__Document passage__:

-------

Aggregates for Those Familiar with ActiveRecord

originally published May 11th, 2023

Why all the jargon in software design?
Confusion about the meaning of aggregate.
What do I mean by “model"?
So what is an aggregate?
Summary

I’ve recently noticed some hype around event sourcing in framework communities and some difficulty with the DDD concept of an aggregate. So I write this article about aggregates in the hope to provide some support to DDD newcomers.

Event Sourced systems almost always have aggregates, but they’re not specific to event sourcing. For this article, we will not be discussing event sourcing.

Why all the jargon in software design?

Jargon is good, actually. It provides specific terms that can be used to talk about specific things. It can be more concise than less-specific descriptions.

However, I’m going to try to reduce the jargon in this article because it also has downsides. If you understand the terms already, then you understand the concepts. If you don’t understand the concepts then the terms just become a barrier to building familiarity.

Confusion about the meaning of aggregate.

This is a consistent question and if the concept was more compatible with the typical ActiveRecord programming paradigm it’d be less misunderstood.

I believe that the only reason that there’s difficulty with understanding aggregates is that ActiveRecord software design avoids acknowledging the concept entirely.

If you’re used to writing objects that manage consistency (ensuring that they don’t enter into an invalid state) then you may already understand aggregates.

What do I mean by “model"?

-------

__Tasks to complete__:
1. In the aggregates article, what does the author believe is the only reason people have difficulty understanding aggregates?
2. Write the next part of the aggregates article, picking up after its final line.

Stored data
-------

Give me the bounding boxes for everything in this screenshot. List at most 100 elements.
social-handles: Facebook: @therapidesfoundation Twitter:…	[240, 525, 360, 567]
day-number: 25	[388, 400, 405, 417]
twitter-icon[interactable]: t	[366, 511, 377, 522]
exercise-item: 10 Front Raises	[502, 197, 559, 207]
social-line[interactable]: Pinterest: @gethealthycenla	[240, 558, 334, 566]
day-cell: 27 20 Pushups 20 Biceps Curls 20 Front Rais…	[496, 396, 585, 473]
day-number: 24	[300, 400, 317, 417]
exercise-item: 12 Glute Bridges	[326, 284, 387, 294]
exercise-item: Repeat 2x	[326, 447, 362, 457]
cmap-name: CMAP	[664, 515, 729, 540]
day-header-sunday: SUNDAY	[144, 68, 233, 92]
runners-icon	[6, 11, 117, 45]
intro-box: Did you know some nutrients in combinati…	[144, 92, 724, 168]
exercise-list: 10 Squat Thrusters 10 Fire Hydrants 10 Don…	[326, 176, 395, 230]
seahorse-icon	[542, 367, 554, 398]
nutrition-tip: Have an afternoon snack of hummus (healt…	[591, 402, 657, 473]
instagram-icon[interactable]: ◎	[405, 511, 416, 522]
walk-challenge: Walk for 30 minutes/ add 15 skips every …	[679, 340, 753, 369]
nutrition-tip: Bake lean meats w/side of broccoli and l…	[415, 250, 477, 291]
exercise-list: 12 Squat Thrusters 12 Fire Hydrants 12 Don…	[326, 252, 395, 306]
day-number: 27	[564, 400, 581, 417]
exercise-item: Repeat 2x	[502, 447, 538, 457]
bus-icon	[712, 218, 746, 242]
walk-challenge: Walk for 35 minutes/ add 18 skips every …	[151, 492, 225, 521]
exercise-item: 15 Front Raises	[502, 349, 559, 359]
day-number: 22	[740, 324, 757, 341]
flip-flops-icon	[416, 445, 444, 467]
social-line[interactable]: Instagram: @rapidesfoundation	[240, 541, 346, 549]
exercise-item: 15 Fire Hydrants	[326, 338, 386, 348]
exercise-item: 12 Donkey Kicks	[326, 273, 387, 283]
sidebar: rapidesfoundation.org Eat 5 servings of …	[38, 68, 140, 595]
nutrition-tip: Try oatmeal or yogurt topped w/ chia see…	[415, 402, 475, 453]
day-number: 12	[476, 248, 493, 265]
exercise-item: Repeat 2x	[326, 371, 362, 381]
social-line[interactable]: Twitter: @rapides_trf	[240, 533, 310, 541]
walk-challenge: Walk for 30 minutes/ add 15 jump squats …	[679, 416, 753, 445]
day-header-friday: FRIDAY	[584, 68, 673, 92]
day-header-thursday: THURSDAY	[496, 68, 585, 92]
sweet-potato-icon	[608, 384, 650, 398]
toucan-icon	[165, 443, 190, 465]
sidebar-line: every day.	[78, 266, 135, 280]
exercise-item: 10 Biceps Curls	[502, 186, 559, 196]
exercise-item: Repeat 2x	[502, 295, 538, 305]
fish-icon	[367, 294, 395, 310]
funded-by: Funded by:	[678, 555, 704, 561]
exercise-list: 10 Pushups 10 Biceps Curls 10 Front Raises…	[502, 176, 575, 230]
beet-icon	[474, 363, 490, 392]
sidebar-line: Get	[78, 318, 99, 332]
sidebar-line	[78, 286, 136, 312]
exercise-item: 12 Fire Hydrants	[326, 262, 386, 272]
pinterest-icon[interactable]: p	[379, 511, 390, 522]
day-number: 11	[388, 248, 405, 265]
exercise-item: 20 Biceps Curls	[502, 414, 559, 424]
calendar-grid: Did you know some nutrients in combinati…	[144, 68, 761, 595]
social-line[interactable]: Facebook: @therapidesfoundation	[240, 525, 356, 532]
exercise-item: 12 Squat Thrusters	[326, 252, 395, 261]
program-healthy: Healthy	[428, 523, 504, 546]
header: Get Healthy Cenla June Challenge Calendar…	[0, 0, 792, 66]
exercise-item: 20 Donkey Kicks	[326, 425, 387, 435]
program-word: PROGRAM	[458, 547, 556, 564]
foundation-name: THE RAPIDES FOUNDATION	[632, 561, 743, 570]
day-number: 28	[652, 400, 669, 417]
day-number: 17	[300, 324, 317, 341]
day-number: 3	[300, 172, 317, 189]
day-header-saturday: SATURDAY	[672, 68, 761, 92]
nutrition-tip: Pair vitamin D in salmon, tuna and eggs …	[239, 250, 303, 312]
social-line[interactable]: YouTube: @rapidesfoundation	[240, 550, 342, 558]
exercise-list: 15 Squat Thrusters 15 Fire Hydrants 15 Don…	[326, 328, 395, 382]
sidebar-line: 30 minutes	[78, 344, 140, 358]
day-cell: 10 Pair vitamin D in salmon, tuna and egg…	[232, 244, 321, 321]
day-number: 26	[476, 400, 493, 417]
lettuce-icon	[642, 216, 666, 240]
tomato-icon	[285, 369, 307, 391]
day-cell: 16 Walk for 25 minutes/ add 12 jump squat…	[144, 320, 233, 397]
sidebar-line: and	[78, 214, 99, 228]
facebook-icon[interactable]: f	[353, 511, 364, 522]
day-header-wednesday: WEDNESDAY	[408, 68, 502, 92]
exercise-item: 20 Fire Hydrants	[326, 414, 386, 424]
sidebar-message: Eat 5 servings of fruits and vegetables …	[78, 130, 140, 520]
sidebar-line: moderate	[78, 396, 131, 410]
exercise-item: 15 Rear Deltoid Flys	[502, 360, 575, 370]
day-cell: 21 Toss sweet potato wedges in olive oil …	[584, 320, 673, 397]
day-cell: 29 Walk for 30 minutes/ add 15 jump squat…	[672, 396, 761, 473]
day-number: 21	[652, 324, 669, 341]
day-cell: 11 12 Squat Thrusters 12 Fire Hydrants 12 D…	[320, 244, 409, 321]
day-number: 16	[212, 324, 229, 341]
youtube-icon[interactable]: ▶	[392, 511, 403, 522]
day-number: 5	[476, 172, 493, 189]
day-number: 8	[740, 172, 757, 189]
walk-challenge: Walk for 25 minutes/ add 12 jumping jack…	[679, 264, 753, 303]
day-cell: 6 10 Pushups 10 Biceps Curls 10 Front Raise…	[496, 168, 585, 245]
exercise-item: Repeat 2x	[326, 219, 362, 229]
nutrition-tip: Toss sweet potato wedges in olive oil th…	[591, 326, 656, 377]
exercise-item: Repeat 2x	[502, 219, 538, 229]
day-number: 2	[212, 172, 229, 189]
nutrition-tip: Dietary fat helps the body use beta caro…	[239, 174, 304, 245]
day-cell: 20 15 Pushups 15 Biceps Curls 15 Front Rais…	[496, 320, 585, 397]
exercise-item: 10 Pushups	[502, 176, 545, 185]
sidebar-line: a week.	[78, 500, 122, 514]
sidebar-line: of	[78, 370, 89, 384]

-------

__Task responses__:
1. ActiveRecord software design avoids acknowledging the concept entirely.

2.
I’m going to use the term “model" but unless I say “ActiveRecord model" I’ll NEVER mean an ActiveRecord model. A model is just something that represents something more complex. ActiveRecord models are database records with helper methods. When I use the term model, I’ll simply mean any object or objects that represent something.

Some example models are Payment, PointInTime, or Temperature. Sometimes a model is an entity that has an id like a Payment. Sometimes it represents a value like a Temperature.

Often, a model like Payment will be composed of multiple other models like Amount, PaymentMethod, or PaidAtTime.

So what is an aggregate?

From an object-oriented PHP perspective, an aggregate is an entity composed of multiple objects that work together to prevent invalid state.

From a more abstract perspective, an aggregate is an immediately consistent transactional boundary. If that doesn’t mean anything to you, just ignore it for now.

Let’s first examine how an ActiveRecord model works, then contrast it with another approach.

I’m pulling this example from a previous article about ActiveRecord.

First, we need to establish some rules.

In the following example, we have Invoices and LineItems. An Invoice can have zero or more LineItems.

Invoice must have a recipient name.
LineItems can be discounted. But our business has determined that only one LineItem may be discounted per Invoice.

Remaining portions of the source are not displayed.